Start of Data for analysis

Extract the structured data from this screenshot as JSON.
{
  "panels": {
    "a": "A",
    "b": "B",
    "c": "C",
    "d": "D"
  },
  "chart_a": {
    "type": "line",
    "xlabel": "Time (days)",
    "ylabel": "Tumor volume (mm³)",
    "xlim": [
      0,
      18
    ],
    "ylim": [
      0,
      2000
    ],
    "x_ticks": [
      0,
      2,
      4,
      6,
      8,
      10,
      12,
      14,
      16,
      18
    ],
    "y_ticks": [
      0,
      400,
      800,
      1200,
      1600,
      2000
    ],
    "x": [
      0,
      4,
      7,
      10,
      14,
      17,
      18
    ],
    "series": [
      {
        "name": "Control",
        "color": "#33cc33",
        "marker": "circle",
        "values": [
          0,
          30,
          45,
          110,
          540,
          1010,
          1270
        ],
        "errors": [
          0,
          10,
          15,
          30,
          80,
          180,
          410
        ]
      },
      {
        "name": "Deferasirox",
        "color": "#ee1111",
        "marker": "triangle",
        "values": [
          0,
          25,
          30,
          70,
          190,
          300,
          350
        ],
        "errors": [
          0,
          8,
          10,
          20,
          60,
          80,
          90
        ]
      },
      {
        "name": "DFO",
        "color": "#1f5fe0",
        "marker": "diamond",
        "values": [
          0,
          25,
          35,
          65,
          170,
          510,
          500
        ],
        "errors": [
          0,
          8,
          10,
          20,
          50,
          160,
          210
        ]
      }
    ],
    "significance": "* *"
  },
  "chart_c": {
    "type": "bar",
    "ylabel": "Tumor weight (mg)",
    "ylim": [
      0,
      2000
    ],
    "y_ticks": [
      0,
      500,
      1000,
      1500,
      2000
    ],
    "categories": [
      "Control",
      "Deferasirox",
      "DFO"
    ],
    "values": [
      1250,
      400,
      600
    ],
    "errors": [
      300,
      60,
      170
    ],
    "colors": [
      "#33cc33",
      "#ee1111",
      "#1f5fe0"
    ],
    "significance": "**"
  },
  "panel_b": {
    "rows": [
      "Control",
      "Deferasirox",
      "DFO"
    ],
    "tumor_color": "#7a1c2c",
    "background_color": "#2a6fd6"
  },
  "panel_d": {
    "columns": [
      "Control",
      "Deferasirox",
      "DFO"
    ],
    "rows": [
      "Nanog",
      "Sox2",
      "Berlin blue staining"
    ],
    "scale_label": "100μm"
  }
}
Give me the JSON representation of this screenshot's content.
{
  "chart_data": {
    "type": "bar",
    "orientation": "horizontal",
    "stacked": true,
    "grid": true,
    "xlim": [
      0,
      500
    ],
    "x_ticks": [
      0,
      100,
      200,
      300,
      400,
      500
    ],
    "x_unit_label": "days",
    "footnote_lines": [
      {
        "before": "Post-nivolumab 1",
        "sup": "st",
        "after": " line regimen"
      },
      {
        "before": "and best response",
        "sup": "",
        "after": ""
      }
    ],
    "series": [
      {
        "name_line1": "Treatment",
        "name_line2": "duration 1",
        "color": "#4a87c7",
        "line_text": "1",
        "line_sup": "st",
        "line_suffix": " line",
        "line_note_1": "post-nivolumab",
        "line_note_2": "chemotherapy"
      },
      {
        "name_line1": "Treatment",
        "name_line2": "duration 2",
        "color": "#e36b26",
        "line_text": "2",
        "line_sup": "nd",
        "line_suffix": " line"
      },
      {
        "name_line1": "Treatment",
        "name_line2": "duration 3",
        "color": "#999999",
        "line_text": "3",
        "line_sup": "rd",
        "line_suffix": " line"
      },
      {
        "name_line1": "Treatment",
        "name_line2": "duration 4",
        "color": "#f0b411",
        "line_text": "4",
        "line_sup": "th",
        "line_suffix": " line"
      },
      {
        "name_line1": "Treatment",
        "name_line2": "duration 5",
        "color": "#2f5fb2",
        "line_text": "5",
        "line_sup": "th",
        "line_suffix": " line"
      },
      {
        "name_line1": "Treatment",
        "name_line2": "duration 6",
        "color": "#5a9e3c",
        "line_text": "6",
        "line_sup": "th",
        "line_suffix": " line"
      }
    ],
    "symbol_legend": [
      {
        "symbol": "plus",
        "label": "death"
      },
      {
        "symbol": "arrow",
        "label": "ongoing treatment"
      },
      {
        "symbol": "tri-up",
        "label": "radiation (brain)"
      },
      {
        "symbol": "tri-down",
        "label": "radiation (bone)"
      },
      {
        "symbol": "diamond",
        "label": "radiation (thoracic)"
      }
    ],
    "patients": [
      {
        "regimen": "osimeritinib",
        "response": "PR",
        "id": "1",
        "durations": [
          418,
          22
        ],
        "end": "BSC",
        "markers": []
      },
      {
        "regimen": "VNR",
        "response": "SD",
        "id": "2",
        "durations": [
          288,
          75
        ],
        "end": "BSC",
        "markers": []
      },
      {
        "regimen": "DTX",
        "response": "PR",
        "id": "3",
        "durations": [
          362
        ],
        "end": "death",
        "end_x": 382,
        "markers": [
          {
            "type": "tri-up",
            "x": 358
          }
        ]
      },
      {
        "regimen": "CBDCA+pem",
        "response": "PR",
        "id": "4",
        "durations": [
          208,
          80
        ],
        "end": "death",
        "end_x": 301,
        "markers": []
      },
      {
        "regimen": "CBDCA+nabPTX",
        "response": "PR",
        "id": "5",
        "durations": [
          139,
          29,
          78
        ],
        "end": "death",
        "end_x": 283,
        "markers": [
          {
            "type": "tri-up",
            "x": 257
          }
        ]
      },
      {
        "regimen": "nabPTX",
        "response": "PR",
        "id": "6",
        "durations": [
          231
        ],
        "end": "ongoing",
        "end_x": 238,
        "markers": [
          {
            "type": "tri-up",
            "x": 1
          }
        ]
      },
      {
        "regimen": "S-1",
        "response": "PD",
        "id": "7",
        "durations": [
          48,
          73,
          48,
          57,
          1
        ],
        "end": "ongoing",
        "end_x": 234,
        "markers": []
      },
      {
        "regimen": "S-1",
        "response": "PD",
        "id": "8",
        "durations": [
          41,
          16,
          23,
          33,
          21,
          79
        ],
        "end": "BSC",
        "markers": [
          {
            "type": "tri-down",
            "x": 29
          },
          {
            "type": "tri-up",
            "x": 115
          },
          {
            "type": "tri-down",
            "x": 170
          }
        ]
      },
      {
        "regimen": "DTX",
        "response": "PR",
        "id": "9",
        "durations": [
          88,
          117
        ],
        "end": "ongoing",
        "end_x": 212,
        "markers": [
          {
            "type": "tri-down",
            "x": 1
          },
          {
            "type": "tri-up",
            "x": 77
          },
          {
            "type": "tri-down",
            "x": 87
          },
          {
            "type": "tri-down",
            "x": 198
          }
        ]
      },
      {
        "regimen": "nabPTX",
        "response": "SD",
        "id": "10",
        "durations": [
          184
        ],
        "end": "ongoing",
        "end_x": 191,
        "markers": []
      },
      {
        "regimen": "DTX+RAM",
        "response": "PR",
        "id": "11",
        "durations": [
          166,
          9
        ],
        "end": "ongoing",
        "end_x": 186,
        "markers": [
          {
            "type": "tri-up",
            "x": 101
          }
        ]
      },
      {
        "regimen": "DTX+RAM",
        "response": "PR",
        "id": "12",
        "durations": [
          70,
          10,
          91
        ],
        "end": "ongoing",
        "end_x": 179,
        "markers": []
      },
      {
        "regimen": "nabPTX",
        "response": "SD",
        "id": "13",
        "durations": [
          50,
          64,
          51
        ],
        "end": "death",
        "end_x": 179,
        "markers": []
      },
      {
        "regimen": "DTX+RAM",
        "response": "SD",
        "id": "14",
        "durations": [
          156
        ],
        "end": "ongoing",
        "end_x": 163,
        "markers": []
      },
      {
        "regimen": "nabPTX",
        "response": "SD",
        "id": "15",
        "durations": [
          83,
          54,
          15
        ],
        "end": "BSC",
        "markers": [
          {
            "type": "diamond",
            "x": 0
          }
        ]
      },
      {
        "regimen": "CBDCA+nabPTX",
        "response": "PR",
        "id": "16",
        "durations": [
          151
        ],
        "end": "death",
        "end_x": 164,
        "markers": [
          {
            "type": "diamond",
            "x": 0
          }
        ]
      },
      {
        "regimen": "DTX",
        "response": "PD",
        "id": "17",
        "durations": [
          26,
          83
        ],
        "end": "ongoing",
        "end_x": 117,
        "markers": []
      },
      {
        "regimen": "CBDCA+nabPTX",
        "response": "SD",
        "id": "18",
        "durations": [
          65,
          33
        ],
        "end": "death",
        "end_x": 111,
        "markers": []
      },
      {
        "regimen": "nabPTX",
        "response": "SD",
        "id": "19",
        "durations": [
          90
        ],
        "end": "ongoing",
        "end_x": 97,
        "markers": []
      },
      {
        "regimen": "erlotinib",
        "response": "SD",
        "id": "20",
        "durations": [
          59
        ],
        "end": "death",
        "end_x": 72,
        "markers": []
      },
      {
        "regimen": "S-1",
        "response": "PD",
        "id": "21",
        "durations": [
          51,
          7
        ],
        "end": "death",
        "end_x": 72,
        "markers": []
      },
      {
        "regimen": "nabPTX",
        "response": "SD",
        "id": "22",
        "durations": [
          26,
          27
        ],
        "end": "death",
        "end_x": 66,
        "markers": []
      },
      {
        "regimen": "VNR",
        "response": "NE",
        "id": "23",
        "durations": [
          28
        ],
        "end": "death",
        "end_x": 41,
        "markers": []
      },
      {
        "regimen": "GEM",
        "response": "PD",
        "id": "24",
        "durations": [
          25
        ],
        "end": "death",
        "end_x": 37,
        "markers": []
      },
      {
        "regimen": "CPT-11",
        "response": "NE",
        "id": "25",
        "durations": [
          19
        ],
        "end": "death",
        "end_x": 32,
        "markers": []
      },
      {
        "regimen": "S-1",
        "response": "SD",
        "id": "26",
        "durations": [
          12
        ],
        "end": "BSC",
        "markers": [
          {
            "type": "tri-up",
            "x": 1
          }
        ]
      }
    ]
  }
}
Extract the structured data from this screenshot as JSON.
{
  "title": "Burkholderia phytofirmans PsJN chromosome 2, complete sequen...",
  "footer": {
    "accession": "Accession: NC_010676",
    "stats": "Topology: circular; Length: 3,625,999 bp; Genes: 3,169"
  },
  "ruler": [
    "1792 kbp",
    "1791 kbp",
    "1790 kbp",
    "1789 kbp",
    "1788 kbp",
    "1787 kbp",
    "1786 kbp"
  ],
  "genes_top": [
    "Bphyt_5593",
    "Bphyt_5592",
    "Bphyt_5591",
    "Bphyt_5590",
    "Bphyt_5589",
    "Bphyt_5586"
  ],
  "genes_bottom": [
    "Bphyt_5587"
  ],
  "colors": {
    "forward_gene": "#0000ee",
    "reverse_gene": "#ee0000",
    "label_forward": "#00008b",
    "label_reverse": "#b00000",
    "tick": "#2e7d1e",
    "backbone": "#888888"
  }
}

End of Data for analysis

About this exercise :: For the records above, state the number of lines that contain "radiation", and provide nothing further.

Solution :: 3